# What this task involves
Search the entries for the word "screenshot" and pull out each line that has it.
* start Extracted data *
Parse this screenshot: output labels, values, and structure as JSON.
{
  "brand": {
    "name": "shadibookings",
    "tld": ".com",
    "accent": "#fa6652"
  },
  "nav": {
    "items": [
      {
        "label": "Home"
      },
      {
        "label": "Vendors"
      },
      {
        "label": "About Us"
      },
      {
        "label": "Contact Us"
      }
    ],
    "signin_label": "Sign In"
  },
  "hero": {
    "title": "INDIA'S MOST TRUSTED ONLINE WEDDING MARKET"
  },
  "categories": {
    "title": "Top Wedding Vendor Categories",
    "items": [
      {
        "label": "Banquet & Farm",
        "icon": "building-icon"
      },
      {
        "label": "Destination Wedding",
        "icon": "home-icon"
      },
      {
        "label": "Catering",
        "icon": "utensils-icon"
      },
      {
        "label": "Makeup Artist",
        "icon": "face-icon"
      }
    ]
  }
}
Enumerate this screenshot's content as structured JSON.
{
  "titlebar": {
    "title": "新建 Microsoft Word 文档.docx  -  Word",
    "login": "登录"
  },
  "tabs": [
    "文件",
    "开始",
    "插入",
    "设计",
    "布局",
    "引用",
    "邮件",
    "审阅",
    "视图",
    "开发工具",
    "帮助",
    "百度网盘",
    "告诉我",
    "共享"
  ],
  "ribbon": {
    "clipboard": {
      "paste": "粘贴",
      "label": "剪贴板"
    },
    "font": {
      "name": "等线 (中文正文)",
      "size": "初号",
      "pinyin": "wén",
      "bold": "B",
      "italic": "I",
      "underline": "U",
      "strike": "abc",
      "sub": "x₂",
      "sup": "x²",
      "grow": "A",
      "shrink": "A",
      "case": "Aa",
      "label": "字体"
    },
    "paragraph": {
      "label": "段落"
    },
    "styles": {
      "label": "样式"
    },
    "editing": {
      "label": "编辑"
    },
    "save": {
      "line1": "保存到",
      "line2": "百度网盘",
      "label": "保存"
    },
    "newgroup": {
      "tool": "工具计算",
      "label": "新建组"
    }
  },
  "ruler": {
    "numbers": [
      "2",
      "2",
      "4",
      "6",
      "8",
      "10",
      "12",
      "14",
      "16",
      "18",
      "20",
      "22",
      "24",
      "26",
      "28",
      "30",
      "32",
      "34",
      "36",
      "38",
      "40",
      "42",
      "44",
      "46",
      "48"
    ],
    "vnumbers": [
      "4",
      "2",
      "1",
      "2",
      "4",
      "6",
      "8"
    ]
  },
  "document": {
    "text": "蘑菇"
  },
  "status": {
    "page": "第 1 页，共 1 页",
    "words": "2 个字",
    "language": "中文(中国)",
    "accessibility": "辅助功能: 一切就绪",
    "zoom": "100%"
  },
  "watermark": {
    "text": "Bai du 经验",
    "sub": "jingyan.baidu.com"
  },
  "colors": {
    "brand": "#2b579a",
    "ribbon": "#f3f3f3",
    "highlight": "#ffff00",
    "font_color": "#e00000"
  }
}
* end Extracted data *
# Task solution
Parse this screenshot: output labels, values, and structure as JSON.
Enumerate this screenshot's content as structured JSON.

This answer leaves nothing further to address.